Saved data entries:
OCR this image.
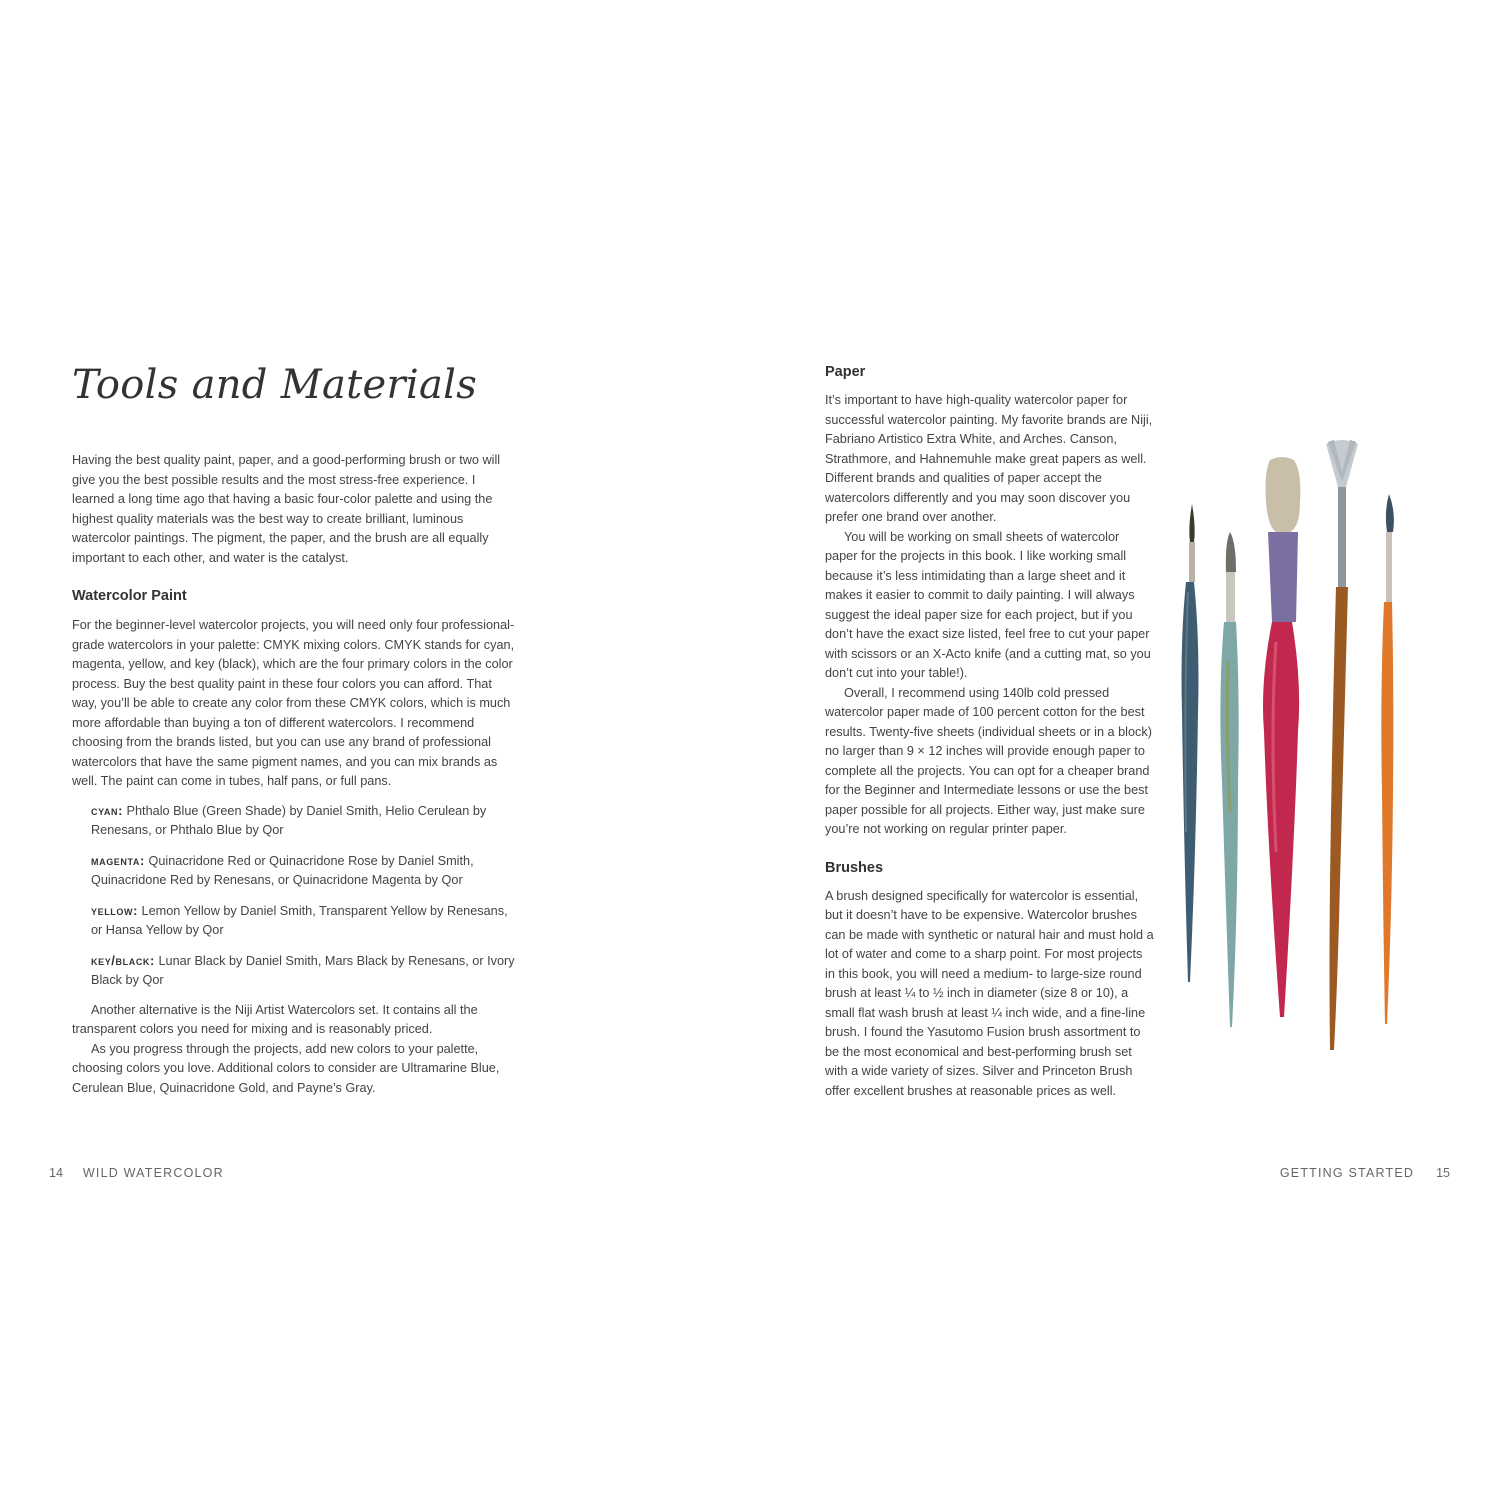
Tools and Materials

Having the best quality paint, paper, and a good-performing brush or two will give you the best possible results and the most stress-free experience. I learned a long time ago that having a basic four-color palette and using the highest quality materials was the best way to create brilliant, luminous watercolor paintings. The pigment, the paper, and the brush are all equally important to each other, and water is the catalyst.

Watercolor Paint

For the beginner-level watercolor projects, you will need only four professional-grade watercolors in your palette: CMYK mixing colors. CMYK stands for cyan, magenta, yellow, and key (black), which are the four primary colors in the color process. Buy the best quality paint in these four colors you can afford. That way, you’ll be able to create any color from these CMYK colors, which is much more affordable than buying a ton of different watercolors. I recommend choosing from the brands listed, but you can use any brand of professional watercolors that have the same pigment names, and you can mix brands as well. The paint can come in tubes, half pans, or full pans.

cyan: Phthalo Blue (Green Shade) by Daniel Smith, Helio Cerulean by Renesans, or Phthalo Blue by Qor
magenta: Quinacridone Red or Quinacridone Rose by Daniel Smith, Quinacridone Red by Renesans, or Quinacridone Magenta by Qor
yellow: Lemon Yellow by Daniel Smith, Transparent Yellow by Renesans, or Hansa Yellow by Qor
key/black: Lunar Black by Daniel Smith, Mars Black by Renesans, or Ivory Black by Qor

Another alternative is the Niji Artist Watercolors set. It contains all the transparent colors you need for mixing and is reasonably priced.

As you progress through the projects, add new colors to your palette, choosing colors you love. Additional colors to consider are Ultramarine Blue, Cerulean Blue, Quinacridone Gold, and Payne’s Gray.

Paper

It’s important to have high-quality watercolor paper for successful watercolor painting. My favorite brands are Niji, Fabriano Artistico Extra White, and Arches. Canson, Strathmore, and Hahnemuhle make great papers as well. Different brands and qualities of paper accept the watercolors differently and you may soon discover you prefer one brand over another.

You will be working on small sheets of watercolor paper for the projects in this book. I like working small because it’s less intimidating than a large sheet and it makes it easier to commit to daily painting. I will always suggest the ideal paper size for each project, but if you don’t have the exact size listed, feel free to cut your paper with scissors or an X-Acto knife (and a cutting mat, so you don’t cut into your table!).

Overall, I recommend using 140lb cold pressed watercolor paper made of 100 percent cotton for the best results. Twenty-five sheets (individual sheets or in a block) no larger than 9 × 12 inches will provide enough paper to complete all the projects. You can opt for a cheaper brand for the Beginner and Intermediate lessons or use the best paper possible for all projects. Either way, just make sure you’re not working on regular printer paper.

Brushes

A brush designed specifically for watercolor is essential, but it doesn’t have to be expensive. Watercolor brushes can be made with synthetic or natural hair and must hold a lot of water and come to a sharp point. For most projects in this book, you will need a medium- to large-size round brush at least ¼ to ½ inch in diameter (size 8 or 10), a small flat wash brush at least ¼ inch wide, and a fine-line brush. I found the Yasutomo Fusion brush assortment to be the most economical and best-performing brush set with a wide variety of sizes. Silver and Princeton Brush offer excellent brushes at reasonable prices as well.

14 WILD WATERCOLOR	GETTING STARTED 15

● **GIVEN TASK**
Among the entries, how many lines contain the string "Smith"? Give the number without anything else.

● **EXERCISE SOLUTION**
4